▶ WORK REQUIRED: For this exercise, copy out each line of the material below that includes "JSON".

▶ Figure record listings:
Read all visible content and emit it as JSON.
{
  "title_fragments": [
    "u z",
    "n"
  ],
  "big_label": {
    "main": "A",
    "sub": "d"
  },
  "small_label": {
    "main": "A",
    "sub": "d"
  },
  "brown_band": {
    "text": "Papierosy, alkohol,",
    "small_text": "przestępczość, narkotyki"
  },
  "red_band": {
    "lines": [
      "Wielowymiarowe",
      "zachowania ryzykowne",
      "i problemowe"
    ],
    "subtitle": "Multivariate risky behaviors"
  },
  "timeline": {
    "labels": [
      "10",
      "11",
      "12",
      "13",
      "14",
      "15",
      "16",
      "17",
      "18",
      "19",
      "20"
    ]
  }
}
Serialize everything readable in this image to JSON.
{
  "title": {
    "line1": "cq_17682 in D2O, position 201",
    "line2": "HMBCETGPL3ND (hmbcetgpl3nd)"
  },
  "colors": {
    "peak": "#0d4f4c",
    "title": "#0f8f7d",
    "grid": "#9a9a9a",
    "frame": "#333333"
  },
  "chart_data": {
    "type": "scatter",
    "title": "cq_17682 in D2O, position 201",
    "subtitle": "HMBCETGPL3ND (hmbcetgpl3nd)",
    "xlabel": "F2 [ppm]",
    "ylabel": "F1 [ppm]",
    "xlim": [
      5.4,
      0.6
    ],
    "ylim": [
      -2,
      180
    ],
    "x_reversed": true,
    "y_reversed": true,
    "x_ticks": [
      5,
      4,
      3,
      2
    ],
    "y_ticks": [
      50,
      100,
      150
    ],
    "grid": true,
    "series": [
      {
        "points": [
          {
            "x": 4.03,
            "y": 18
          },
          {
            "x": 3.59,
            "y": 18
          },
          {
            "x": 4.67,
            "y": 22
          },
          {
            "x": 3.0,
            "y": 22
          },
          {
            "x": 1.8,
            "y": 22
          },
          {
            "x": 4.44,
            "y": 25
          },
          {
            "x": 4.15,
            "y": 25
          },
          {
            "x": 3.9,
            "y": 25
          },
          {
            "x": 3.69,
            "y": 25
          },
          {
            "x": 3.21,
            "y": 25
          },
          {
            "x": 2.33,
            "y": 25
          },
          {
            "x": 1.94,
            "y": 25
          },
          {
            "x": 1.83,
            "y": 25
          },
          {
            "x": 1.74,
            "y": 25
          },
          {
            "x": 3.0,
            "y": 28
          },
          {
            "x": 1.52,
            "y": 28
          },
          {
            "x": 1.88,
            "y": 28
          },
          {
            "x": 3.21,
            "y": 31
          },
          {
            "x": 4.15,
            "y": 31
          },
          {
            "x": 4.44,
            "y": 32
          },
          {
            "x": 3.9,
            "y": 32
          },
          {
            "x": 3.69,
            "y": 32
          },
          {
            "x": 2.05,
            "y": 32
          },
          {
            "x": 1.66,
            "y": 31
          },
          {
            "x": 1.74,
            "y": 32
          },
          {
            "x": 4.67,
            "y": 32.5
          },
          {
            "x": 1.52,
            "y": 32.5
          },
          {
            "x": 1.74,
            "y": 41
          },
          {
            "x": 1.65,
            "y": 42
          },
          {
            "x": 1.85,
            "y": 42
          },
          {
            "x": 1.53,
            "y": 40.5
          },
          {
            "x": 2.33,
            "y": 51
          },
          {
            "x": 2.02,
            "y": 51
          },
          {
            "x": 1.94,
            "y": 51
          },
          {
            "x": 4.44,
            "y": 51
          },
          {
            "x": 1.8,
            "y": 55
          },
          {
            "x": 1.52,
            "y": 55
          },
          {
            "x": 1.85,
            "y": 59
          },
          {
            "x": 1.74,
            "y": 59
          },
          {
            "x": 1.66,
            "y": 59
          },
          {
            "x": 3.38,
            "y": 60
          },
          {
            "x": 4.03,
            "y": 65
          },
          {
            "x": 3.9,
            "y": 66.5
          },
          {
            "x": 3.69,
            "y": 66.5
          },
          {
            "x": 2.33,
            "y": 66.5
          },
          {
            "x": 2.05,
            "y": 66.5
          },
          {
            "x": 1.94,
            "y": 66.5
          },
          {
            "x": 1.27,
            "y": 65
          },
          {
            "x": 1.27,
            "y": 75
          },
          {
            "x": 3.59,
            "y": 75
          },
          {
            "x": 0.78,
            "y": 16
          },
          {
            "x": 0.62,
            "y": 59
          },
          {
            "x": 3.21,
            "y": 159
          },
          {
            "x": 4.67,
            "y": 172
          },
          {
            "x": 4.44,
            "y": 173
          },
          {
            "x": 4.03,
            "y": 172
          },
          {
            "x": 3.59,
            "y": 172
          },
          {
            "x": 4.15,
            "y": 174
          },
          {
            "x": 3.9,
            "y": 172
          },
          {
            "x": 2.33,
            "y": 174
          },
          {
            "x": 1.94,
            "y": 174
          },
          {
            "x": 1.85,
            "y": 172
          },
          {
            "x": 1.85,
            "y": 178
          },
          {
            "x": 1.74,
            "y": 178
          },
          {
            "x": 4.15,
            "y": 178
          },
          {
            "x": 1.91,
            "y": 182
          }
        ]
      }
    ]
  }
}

▶ CORRECT RESPONSE:
Read all visible content and emit it as JSON.
Serialize everything readable in this image to JSON.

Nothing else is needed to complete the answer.